### Leestekst
Of je nu droomt van een gîte in de Franse Provence om onze Belgische kwakkelzomers te ontlopen of eerder denkt aan een gezellige chalet in de Ardennen: voor heel wat Belgen staat een tweede verblijf op de bucket list. Een sweet escape in het binnen- of buitenland heeft dan ook heel wat voordelen. Altijd kunnen ontsnappen aan de rat race zonder urenlang recensies te lezen op Airbnb en nooit meer betalen voor een late check-out zijn er daar alvast twee van. Maar vallen er evenveel voordelen te rapen op financieel en fiscaal vlak? Alles wat je moet weten over een tweede woning en de gevreesde tweedeverblijfstaks lees je in deze blog.
Stating the obvious
Voor we duiken in de complexe wereld van tweedeverblijftaksen en dubbelbelastingverdragen, sommen we enkele logische kosten op waar je rekening mee moet houden. “Eerst en vooral moet je het tweede verblijf kunnen aankopen, met of zonder lening”, vertelt Straf-oprichter Philippe. “Daarnaast kost onderhoud ook geld: voor je tweede woning zal je dus ook minstens elektriciteit en water moeten voorzien.” Wie een appartement koopt, moet ook denken aan de maandelijkse vaste kosten voor de syndicus. Tot slot zijn er de noodzakelijke verzekeringen die je moet afsluiten voor je veilig gebruik kan maken van je extra stek.
Nog mee? We hopen van wel, want vanaf nu gaan we de iets meer ingewikkelde toer op. Adem in, adem uit – denk aan de rust van wiegende bomen of brekende golven – en lees verder!
Een tweede verblijf in België
We beginnen met iedereen die liever dichter bij huis blijft en een tweede verblijf zoekt aan pakweg de kust of in de Ardennen. Disclaimer: als je serieus een tweede verblijf overweegt, zal je uiteraard iets meer nodig hebben dan deze blog. Laat je dus bijstaan door een expert voor je de knoop doorhakt.

### Opgave 1
Welke maandelijkse kosten moet je volgens de leestekst over een tweede verblijf ook inrekenen als je een appartement koopt?
De leestekst en de records komen uit verschillende bronnen.

Records met gelabelde kaders
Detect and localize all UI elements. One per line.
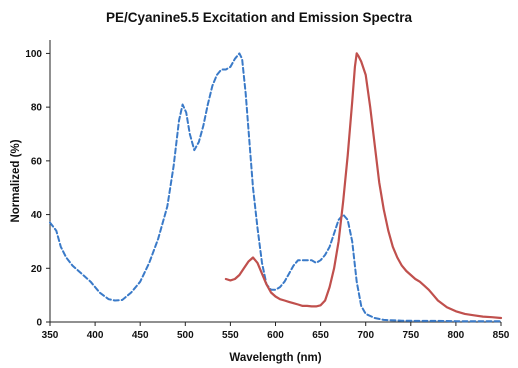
x-axis-title: Wavelength (nm) [229,352,321,364]
series-group [49,52,503,323]
x-axis-ticks: 350 400 450 500 550 600 650 700 750 800 850 [42,322,510,341]
plot-area: 350 400 450 500 550 600 650 700 750 800 850 0 20 40 6… [25,40,510,341]
y-tick-label: 60 [31,156,43,167]
x-tick-label: 400 [87,330,104,341]
chart-title: PE/Cyanine5.5 Excitation and Emission Sp… [105,10,413,25]
y-tick-label: 100 [25,49,42,60]
emission-series-line [224,52,503,320]
x-tick-label: 800 [448,330,465,341]
y-axis-ticks: 0 20 40 60 80 100 [25,49,50,329]
x-tick-label: 350 [42,330,59,341]
x-tick-label: 550 [222,330,239,341]
y-tick-label: 0 [36,318,42,329]
x-tick-label: 450 [132,330,149,341]
x-tick-label: 600 [267,330,284,341]
y-tick-label: 80 [31,103,43,114]
excitation-series-line [49,52,502,323]
x-tick-label: 650 [312,330,329,341]
x-tick-label: 850 [493,330,510,341]
x-tick-label: 700 [357,330,374,341]
y-tick-label: 40 [31,210,43,221]
x-tick-label: 500 [177,330,194,341]
y-axis-title: Normalized (%) [10,139,22,222]
x-tick-label: 750 [402,330,419,341]
y-tick-label: 20 [31,264,43,275]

### Opgave 2
Schrijf de regels van de records opnieuw, maar vervang daarin "x-tick-label" door "x-as-label". Begin bij de regel met "x-axis-title: Wavelength (nm)" en stop na de regel met "y-axis-ticks: 0 20".

### Antwoord 1
De maandelijkse vaste kosten voor de syndicus.

### Antwoord 2
x-axis-title: Wavelength (nm) [229,352,321,364]
series-group [49,52,503,323]
x-axis-ticks: 350 400 450 500 550 600 650 700 750 800 850 [42,322,510,341]
plot-area: 350 400 450 500 550 600 650 700 750 800 850 0 20 40 6… [25,40,510,341]
y-tick-label: 60 [31,156,43,167]
x-as-label: 400 [87,330,104,341]
chart-title: PE/Cyanine5.5 Excitation and Emission Sp… [105,10,413,25]
y-tick-label: 100 [25,49,42,60]
emission-series-line [224,52,503,320]
x-as-label: 800 [448,330,465,341]
y-axis-ticks: 0 20 40 60 80 100 [25,49,50,329]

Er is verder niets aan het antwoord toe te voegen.